• _Excerpt_:
'''

A study by researchers from the Institut d’Investigació Biomèdica de Sant Pau (IIB Sant Pau) and the CIBER of Diabetes and Associated Metabolic Diseases (CIBERDEM) demonstrates the key role of the liver lipase enzyme in the accumulation of liver lipids and the development of adiposity.
The work has been published in the prestigious scientific journal Plos One.
Researchers from the CIBER of Diabetes and associated Metabolic Diseases (CIBERDEM) and the Institut d’Investigació Biomèdica de Sant Pau (IIB Sant Pau), have identified the mechanisms by which the enzyme hepatic lipase, associated with the presence of metabolic alterations, obesity and the development of hepatic steatosis (fatty liver), causes accumulation of hepatic lipids and the development of adiposity.
The team of researchers, led by doctors Juan Carlos Escolà-Gil and Francisco Blanco-Vaca (IIB Sant Pau /CIBERDEM), used a transgenic mouse model that expressed human liver lipase in the liver. They demonstrated that enzyme expression promotes in vivo liver lipogenesis through the induction of a transcription factor (Srebf1) that controls the expression of major genes involved in fatty acid biosynthesis.

'''

• _Provided data_:
'''

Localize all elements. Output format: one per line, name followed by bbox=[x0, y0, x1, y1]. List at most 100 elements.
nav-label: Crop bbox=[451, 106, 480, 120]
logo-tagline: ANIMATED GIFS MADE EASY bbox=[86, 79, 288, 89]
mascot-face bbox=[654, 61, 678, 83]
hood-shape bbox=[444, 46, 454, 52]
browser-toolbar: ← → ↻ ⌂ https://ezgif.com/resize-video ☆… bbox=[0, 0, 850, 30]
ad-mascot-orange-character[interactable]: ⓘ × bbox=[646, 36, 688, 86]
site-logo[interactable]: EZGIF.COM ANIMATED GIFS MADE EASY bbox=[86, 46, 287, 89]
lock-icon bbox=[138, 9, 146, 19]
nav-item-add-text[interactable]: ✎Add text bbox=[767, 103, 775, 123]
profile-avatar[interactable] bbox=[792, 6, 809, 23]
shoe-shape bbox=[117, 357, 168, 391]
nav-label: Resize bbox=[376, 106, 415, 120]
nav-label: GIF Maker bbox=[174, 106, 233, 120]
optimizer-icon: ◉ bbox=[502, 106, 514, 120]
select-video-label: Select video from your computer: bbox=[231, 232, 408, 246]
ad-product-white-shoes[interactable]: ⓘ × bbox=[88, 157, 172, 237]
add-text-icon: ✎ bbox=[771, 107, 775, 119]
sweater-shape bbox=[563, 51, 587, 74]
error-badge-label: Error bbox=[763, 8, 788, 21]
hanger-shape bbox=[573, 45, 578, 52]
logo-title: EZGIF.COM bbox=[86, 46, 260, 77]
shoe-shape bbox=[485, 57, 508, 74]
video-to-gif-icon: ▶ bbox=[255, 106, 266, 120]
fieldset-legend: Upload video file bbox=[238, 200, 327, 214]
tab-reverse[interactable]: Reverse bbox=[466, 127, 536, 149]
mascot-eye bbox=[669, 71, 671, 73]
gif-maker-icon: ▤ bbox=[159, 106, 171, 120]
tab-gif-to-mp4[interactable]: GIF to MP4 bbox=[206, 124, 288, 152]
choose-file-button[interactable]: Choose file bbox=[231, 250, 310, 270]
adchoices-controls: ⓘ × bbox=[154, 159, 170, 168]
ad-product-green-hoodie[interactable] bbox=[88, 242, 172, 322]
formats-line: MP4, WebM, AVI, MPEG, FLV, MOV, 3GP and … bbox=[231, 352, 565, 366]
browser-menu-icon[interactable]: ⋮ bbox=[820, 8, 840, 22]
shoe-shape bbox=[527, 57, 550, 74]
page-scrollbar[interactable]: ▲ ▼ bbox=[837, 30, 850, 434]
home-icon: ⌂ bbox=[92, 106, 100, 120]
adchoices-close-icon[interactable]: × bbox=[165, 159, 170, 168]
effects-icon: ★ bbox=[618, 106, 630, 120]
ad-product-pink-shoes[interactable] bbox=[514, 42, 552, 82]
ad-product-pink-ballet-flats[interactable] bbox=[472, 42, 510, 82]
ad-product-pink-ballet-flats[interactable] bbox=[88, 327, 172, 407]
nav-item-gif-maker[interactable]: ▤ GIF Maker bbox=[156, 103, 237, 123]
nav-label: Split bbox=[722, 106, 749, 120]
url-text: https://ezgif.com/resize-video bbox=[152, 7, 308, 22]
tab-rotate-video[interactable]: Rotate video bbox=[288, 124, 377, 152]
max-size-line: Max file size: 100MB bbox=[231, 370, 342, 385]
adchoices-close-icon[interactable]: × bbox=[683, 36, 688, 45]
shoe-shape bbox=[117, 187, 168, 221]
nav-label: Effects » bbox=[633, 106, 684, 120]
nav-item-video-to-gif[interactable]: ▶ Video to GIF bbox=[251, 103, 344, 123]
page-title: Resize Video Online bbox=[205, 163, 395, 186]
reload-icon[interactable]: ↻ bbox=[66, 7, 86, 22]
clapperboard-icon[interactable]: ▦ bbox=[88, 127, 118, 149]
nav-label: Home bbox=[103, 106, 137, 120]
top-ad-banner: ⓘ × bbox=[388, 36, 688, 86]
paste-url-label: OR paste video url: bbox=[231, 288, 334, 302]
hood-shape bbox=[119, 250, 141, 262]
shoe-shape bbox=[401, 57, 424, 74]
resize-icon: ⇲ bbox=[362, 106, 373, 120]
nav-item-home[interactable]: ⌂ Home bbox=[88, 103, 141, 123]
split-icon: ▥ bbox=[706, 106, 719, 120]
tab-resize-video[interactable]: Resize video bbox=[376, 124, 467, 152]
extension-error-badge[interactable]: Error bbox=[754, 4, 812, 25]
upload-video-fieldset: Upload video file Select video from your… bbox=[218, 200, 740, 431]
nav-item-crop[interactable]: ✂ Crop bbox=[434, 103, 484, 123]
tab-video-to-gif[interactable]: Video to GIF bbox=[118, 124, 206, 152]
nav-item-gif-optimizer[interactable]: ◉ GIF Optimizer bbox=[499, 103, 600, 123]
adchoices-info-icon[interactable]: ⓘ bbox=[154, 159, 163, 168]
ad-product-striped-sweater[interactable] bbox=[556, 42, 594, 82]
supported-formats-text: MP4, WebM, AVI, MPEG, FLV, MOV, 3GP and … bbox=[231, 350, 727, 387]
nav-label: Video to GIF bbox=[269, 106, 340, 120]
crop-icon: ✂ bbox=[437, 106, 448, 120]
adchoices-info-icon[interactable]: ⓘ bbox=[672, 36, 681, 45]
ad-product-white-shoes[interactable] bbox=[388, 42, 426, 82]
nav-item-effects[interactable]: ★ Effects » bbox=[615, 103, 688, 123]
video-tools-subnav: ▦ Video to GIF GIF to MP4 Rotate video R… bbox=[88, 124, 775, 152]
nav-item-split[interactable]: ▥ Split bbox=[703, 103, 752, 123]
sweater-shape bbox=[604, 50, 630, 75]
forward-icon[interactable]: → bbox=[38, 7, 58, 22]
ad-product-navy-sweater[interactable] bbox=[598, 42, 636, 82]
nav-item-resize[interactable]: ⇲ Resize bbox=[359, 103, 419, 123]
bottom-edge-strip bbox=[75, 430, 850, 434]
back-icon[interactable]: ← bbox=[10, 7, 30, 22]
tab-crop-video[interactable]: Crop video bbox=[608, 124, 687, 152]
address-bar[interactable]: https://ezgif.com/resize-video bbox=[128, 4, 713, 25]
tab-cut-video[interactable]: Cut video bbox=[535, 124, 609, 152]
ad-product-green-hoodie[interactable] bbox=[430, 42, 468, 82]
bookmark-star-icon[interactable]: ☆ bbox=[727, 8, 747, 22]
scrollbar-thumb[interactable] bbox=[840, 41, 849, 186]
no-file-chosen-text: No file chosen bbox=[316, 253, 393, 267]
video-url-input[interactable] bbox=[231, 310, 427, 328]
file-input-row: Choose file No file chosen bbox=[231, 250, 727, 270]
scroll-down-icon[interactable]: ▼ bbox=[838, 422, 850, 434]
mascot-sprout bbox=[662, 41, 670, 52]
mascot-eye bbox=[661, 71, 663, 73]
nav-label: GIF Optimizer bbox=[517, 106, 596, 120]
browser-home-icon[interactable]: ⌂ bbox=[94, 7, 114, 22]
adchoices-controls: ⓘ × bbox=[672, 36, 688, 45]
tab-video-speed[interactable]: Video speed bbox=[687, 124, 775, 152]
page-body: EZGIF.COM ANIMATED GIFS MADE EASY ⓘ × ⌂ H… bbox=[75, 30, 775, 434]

'''

• _Work task_:
Copy the stretch of the hepatic lipase text from "A study by researchers" through "hepatic lipids and the development of adiposity." word for word.

• _Your response_:
A study by researchers from the Institut d’Investigació Biomèdica de Sant Pau (IIB Sant Pau) and the CIBER of Diabetes and Associated Metabolic Diseases (CIBERDEM) demonstrates the key role of the liver lipase enzyme in the accumulation of liver lipids and the development of adiposity.
The work has been published in the prestigious scientific journal Plos One.
Researchers from the CIBER of Diabetes and associated Metabolic Diseases (CIBERDEM) and the Institut d’Investigació Biomèdica de Sant Pau (IIB Sant Pau), have identified the mechanisms by which the enzyme hepatic lipase, associated with the presence of metabolic alterations, obesity and the development of hepatic steatosis (fatty liver), causes accumulation of hepatic lipids and the development of adiposity.